PROVIDED RECORDS: Begin
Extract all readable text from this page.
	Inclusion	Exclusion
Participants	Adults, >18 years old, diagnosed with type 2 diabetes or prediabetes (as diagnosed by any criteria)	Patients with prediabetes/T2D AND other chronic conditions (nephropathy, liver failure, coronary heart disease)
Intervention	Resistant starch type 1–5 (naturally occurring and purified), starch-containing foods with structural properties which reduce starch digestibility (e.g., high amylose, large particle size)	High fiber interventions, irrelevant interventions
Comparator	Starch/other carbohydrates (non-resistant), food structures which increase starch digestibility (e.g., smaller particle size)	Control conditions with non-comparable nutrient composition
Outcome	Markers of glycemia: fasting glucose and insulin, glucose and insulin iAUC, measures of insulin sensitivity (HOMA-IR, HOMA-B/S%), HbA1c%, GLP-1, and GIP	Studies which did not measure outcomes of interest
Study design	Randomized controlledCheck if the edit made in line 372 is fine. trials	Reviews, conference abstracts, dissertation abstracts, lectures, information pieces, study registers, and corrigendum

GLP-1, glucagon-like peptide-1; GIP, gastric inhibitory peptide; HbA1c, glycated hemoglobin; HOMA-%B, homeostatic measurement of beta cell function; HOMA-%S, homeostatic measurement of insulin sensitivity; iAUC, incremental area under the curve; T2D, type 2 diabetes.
PROVIDED RECORDS: End
# [EXERCISE OBJECTIVE]
Could all of the entries be retyped word for word?

# [SOLUTION FOR THIS TASK]
Extract all readable text from this page.
	Inclusion	Exclusion
Participants	Adults, >18 years old, diagnosed with type 2 diabetes or prediabetes (as diagnosed by any criteria)	Patients with prediabetes/T2D AND other chronic conditions (nephropathy, liver failure, coronary heart disease)
Intervention	Resistant starch type 1–5 (naturally occurring and purified), starch-containing foods with structural properties which reduce starch digestibility (e.g., high amylose, large particle size)	High fiber interventions, irrelevant interventions
Comparator	Starch/other carbohydrates (non-resistant), food structures which increase starch digestibility (e.g., smaller particle size)	Control conditions with non-comparable nutrient composition
Outcome	Markers of glycemia: fasting glucose and insulin, glucose and insulin iAUC, measures of insulin sensitivity (HOMA-IR, HOMA-B/S%), HbA1c%, GLP-1, and GIP	Studies which did not measure outcomes of interest
Study design	Randomized controlledCheck if the edit made in line 372 is fine. trials	Reviews, conference abstracts, dissertation abstracts, lectures, information pieces, study registers, and corrigendum

GLP-1, glucagon-like peptide-1; GIP, gastric inhibitory peptide; HbA1c, glycated hemoglobin; HOMA-%B, homeostatic measurement of beta cell function; HOMA-%S, homeostatic measurement of insulin sensitivity; iAUC, incremental area under the curve; T2D, type 2 diabetes.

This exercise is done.